Dataset items
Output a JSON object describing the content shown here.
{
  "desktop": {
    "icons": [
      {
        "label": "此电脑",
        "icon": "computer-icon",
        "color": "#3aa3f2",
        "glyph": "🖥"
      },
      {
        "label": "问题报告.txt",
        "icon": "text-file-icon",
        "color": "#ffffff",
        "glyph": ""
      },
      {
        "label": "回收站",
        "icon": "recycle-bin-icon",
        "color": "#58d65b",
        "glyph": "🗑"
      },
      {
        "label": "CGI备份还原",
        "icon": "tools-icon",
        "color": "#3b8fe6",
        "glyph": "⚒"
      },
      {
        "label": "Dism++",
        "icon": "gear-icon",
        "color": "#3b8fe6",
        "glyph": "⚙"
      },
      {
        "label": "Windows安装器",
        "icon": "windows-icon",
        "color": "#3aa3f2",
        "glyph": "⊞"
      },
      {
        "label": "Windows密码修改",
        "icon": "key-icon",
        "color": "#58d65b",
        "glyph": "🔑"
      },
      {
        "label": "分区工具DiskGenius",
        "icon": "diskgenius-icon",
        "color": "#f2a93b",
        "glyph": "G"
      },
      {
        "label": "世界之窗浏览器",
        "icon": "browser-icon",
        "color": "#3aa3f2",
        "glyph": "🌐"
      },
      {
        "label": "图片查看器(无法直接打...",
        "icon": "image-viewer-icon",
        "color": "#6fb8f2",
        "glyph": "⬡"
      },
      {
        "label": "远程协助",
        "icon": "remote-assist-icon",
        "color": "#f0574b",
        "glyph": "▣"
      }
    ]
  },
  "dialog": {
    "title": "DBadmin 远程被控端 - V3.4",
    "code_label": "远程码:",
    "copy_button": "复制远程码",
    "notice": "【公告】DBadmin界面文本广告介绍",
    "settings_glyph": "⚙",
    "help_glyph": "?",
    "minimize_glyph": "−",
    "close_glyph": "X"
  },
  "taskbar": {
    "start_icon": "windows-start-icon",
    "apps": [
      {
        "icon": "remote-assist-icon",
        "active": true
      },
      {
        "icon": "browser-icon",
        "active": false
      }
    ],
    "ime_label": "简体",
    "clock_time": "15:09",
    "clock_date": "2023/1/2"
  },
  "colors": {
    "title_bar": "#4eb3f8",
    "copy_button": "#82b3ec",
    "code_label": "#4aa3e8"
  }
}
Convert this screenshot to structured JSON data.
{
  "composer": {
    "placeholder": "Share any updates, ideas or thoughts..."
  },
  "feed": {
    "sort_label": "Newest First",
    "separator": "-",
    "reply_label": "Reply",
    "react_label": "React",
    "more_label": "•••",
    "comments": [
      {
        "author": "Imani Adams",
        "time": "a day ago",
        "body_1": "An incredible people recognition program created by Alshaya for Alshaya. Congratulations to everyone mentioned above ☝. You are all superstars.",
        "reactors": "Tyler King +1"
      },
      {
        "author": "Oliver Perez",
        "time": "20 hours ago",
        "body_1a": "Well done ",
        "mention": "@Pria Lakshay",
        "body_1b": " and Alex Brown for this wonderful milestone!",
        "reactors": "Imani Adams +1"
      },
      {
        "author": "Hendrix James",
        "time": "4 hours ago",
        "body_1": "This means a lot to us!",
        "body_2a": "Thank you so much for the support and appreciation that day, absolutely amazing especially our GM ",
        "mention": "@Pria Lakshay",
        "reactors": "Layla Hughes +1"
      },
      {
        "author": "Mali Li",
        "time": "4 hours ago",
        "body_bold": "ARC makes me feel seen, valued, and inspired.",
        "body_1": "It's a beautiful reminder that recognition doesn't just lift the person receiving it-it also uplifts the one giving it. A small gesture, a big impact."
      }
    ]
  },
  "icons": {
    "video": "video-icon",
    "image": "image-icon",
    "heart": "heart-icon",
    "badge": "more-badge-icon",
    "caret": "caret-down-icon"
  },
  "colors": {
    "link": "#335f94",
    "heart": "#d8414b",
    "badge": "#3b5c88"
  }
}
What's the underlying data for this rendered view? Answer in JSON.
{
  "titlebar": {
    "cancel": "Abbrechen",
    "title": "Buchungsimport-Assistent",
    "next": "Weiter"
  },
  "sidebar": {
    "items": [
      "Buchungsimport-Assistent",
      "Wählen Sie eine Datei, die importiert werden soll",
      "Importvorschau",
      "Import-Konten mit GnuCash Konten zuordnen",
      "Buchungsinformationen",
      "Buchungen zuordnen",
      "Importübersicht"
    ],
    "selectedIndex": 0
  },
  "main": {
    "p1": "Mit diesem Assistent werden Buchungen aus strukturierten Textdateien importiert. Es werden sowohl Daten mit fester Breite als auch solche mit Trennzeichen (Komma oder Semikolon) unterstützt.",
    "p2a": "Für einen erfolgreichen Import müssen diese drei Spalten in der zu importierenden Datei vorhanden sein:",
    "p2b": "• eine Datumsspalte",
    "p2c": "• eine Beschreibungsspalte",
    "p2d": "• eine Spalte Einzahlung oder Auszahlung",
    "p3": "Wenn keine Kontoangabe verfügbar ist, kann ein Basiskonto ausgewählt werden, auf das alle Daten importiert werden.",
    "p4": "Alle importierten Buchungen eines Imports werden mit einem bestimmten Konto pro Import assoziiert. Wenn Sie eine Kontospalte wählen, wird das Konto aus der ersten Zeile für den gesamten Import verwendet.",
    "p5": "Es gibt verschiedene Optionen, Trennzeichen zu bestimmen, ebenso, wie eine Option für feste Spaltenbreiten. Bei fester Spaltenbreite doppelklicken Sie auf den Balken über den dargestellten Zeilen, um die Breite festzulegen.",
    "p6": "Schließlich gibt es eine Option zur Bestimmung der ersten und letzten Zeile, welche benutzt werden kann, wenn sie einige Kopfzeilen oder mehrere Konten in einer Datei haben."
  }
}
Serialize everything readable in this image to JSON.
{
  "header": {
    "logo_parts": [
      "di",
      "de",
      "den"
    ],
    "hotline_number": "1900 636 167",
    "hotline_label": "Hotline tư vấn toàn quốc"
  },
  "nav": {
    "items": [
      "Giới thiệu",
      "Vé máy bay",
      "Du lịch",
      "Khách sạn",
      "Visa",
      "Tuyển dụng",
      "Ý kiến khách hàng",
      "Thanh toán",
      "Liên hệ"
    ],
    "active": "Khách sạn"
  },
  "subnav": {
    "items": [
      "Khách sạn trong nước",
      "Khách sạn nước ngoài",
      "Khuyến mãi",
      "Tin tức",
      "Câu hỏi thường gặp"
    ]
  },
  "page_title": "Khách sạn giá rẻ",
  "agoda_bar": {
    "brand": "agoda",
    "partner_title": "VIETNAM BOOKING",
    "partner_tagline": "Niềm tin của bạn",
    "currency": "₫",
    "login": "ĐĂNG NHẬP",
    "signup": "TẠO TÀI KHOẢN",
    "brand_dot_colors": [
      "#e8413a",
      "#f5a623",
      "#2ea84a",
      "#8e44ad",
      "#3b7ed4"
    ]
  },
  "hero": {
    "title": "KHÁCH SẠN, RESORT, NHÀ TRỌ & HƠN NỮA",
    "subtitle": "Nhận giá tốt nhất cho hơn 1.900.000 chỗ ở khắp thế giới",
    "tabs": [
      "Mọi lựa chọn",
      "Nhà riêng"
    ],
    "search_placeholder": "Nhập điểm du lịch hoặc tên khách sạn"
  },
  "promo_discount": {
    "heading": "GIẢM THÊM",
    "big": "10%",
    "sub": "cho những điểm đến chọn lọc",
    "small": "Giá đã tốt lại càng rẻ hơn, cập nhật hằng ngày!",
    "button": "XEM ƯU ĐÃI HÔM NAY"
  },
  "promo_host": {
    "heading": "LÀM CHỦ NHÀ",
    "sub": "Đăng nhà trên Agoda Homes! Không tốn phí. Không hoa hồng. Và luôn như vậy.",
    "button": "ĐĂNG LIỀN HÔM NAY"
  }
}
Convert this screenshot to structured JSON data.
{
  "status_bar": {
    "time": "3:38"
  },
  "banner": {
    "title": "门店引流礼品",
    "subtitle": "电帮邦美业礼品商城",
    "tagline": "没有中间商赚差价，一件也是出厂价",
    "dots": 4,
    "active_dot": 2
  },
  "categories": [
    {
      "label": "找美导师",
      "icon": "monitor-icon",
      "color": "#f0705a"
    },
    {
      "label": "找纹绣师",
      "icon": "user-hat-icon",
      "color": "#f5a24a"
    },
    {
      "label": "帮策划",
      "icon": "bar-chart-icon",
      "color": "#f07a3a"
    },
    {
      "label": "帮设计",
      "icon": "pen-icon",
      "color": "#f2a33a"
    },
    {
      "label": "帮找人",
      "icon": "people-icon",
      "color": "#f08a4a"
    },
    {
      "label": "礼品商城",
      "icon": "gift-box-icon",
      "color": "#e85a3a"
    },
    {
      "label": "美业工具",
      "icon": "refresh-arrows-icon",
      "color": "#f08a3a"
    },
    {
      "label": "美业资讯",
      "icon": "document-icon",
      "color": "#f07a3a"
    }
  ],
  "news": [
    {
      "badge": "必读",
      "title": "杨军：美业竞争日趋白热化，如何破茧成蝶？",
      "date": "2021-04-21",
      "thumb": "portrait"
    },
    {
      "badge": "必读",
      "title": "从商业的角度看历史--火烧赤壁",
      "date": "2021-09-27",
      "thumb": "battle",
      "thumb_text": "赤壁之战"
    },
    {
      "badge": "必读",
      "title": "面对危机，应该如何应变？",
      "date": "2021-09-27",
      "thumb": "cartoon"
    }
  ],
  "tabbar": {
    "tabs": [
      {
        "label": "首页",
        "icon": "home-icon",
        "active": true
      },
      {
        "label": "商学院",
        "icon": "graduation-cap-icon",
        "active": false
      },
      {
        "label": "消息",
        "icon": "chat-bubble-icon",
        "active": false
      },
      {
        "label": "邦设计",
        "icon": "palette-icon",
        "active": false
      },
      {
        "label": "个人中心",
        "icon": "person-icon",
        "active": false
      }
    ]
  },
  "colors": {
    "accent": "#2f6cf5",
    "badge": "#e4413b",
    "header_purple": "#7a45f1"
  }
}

Exercise brief
Determine the number of lines in the listing that contain the string "nước". Write that number and nothing else.

Solution for this exercise
2